Each entry must be reproduced precisely as it stands.

---------- GIVEN RECORDS ----------

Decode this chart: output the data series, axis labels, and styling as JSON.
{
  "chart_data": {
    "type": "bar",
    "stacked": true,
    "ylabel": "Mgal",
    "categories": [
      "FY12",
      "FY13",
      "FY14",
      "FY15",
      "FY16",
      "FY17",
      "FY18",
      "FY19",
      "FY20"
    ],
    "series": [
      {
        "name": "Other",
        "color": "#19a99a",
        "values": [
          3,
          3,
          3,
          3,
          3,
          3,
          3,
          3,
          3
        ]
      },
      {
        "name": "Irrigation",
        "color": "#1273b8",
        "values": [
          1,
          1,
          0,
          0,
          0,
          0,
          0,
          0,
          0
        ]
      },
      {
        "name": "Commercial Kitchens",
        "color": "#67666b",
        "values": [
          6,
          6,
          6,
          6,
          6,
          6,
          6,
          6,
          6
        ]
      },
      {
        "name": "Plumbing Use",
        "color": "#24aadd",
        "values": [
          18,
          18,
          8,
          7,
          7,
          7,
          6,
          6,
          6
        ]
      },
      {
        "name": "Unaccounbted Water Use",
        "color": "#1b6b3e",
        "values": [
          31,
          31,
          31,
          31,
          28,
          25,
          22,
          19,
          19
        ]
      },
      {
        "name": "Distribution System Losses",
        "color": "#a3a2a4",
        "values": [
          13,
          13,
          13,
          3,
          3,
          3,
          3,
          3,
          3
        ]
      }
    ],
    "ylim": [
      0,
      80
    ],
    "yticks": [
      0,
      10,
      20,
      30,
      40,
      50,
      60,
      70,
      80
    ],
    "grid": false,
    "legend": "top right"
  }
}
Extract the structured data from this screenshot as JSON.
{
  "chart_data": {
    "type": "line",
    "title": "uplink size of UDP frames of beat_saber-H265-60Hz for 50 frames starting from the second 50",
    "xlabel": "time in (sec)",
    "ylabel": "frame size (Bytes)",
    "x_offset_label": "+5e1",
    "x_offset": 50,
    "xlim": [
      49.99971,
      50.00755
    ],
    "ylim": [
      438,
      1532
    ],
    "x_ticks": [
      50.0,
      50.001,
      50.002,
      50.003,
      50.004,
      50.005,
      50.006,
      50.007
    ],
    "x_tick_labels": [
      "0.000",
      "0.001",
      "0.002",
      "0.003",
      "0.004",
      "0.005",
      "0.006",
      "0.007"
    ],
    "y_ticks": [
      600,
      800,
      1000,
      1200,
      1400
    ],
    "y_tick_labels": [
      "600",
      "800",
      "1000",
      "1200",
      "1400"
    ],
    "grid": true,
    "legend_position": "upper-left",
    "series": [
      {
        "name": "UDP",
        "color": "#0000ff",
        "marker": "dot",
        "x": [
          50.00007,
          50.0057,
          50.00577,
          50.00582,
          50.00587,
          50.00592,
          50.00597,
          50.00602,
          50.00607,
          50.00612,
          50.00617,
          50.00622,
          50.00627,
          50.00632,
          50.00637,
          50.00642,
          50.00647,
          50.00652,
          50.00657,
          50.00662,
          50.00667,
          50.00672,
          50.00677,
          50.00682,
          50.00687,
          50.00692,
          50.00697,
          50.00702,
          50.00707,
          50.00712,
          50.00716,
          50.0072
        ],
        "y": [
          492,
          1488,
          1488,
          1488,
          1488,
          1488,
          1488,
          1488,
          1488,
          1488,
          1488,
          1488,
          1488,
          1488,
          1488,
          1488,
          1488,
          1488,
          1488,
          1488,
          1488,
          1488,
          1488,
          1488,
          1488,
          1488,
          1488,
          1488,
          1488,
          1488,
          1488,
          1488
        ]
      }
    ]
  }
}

----------

CORRECT ANSWER:
Decode this chart: output the data series, axis labels, and styling as JSON.
{
  "chart_data": {
    "type": "bar",
    "stacked": true,
    "ylabel": "Mgal",
    "categories": [
      "FY12",
      "FY13",
      "FY14",
      "FY15",
      "FY16",
      "FY17",
      "FY18",
      "FY19",
      "FY20"
    ],
    "series": [
      {
        "name": "Other",
        "color": "#19a99a",
        "values": [
          3,
          3,
          3,
          3,
          3,
          3,
          3,
          3,
          3
        ]
      },
      {
        "name": "Irrigation",
        "color": "#1273b8",
        "values": [
          1,
          1,
          0,
          0,
          0,
          0,
          0,
          0,
          0
        ]
      },
      {
        "name": "Commercial Kitchens",
        "color": "#67666b",
        "values": [
          6,
          6,
          6,
          6,
          6,
          6,
          6,
          6,
          6
        ]
      },
      {
        "name": "Plumbing Use",
        "color": "#24aadd",
        "values": [
          18,
          18,
          8,
          7,
          7,
          7,
          6,
          6,
          6
        ]
      },
      {
        "name": "Unaccounbted Water Use",
        "color": "#1b6b3e",
        "values": [
          31,
          31,
          31,
          31,
          28,
          25,
          22,
          19,
          19
        ]
      },
      {
        "name": "Distribution System Losses",
        "color": "#a3a2a4",
        "values": [
          13,
          13,
          13,
          3,
          3,
          3,
          3,
          3,
          3
        ]
      }
    ],
    "ylim": [
      0,
      80
    ],
    "yticks": [
      0,
      10,
      20,
      30,
      40,
      50,
      60,
      70,
      80
    ],
    "grid": false,
    "legend": "top right"
  }
}
Extract the structured data from this screenshot as JSON.
{
  "chart_data": {
    "type": "line",
    "title": "uplink size of UDP frames of beat_saber-H265-60Hz for 50 frames starting from the second 50",
    "xlabel": "time in (sec)",
    "ylabel": "frame size (Bytes)",
    "x_offset_label": "+5e1",
    "x_offset": 50,
    "xlim": [
      49.99971,
      50.00755
    ],
    "ylim": [
      438,
      1532
    ],
    "x_ticks": [
      50.0,
      50.001,
      50.002,
      50.003,
      50.004,
      50.005,
      50.006,
      50.007
    ],
    "x_tick_labels": [
      "0.000",
      "0.001",
      "0.002",
      "0.003",
      "0.004",
      "0.005",
      "0.006",
      "0.007"
    ],
    "y_ticks": [
      600,
      800,
      1000,
      1200,
      1400
    ],
    "y_tick_labels": [
      "600",
      "800",
      "1000",
      "1200",
      "1400"
    ],
    "grid": true,
    "legend_position": "upper-left",
    "series": [
      {
        "name": "UDP",
        "color": "#0000ff",
        "marker": "dot",
        "x": [
          50.00007,
          50.0057,
          50.00577,
          50.00582,
          50.00587,
          50.00592,
          50.00597,
          50.00602,
          50.00607,
          50.00612,
          50.00617,
          50.00622,
          50.00627,
          50.00632,
          50.00637,
          50.00642,
          50.00647,
          50.00652,
          50.00657,
          50.00662,
          50.00667,
          50.00672,
          50.00677,
          50.00682,
          50.00687,
          50.00692,
          50.00697,
          50.00702,
          50.00707,
          50.00712,
          50.00716,
          50.0072
        ],
        "y": [
          492,
          1488,
          1488,
          1488,
          1488,
          1488,
          1488,
          1488,
          1488,
          1488,
          1488,
          1488,
          1488,
          1488,
          1488,
          1488,
          1488,
          1488,
          1488,
          1488,
          1488,
          1488,
          1488,
          1488,
          1488,
          1488,
          1488,
          1488,
          1488,
          1488,
          1488,
          1488
        ]
      }
    ]
  }
}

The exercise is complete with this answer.